**What to produce:**
Restate each entry word for word, leaving nothing out.

**Input:**
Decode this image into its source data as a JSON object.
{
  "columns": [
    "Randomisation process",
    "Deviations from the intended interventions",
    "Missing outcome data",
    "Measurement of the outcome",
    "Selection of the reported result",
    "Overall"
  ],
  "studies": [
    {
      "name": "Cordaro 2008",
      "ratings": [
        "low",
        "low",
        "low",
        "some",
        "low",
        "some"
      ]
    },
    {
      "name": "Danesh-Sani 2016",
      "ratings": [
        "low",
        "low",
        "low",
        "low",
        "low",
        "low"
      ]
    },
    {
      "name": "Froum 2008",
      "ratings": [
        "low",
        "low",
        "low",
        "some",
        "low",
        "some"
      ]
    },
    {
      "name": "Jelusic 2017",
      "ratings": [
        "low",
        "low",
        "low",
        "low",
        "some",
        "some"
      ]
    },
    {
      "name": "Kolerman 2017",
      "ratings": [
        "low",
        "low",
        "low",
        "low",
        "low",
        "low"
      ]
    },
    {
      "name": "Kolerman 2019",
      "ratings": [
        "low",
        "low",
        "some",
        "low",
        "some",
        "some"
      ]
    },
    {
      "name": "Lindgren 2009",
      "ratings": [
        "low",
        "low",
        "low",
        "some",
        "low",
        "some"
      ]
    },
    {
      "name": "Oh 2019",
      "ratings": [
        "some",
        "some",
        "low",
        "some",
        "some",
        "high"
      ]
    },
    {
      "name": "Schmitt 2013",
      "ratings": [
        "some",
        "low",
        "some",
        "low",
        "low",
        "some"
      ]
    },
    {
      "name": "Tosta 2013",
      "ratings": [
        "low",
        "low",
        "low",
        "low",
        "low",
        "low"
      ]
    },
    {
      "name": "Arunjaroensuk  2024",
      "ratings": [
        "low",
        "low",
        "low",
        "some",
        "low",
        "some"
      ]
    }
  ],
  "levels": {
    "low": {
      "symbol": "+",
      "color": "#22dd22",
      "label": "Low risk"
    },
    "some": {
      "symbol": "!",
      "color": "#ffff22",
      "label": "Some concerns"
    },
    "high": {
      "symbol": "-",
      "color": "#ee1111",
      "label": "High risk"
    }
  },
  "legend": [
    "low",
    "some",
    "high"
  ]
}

**Response below:**
Decode this image into its source data as a JSON object.
{
  "columns": [
    "Randomisation process",
    "Deviations from the intended interventions",
    "Missing outcome data",
    "Measurement of the outcome",
    "Selection of the reported result",
    "Overall"
  ],
  "studies": [
    {
      "name": "Cordaro 2008",
      "ratings": [
        "low",
        "low",
        "low",
        "some",
        "low",
        "some"
      ]
    },
    {
      "name": "Danesh-Sani 2016",
      "ratings": [
        "low",
        "low",
        "low",
        "low",
        "low",
        "low"
      ]
    },
    {
      "name": "Froum 2008",
      "ratings": [
        "low",
        "low",
        "low",
        "some",
        "low",
        "some"
      ]
    },
    {
      "name": "Jelusic 2017",
      "ratings": [
        "low",
        "low",
        "low",
        "low",
        "some",
        "some"
      ]
    },
    {
      "name": "Kolerman 2017",
      "ratings": [
        "low",
        "low",
        "low",
        "low",
        "low",
        "low"
      ]
    },
    {
      "name": "Kolerman 2019",
      "ratings": [
        "low",
        "low",
        "some",
        "low",
        "some",
        "some"
      ]
    },
    {
      "name": "Lindgren 2009",
      "ratings": [
        "low",
        "low",
        "low",
        "some",
        "low",
        "some"
      ]
    },
    {
      "name": "Oh 2019",
      "ratings": [
        "some",
        "some",
        "low",
        "some",
        "some",
        "high"
      ]
    },
    {
      "name": "Schmitt 2013",
      "ratings": [
        "some",
        "low",
        "some",
        "low",
        "low",
        "some"
      ]
    },
    {
      "name": "Tosta 2013",
      "ratings": [
        "low",
        "low",
        "low",
        "low",
        "low",
        "low"
      ]
    },
    {
      "name": "Arunjaroensuk  2024",
      "ratings": [
        "low",
        "low",
        "low",
        "some",
        "low",
        "some"
      ]
    }
  ],
  "levels": {
    "low": {
      "symbol": "+",
      "color": "#22dd22",
      "label": "Low risk"
    },
    "some": {
      "symbol": "!",
      "color": "#ffff22",
      "label": "Some concerns"
    },
    "high": {
      "symbol": "-",
      "color": "#ee1111",
      "label": "High risk"
    }
  },
  "legend": [
    "low",
    "some",
    "high"
  ]
}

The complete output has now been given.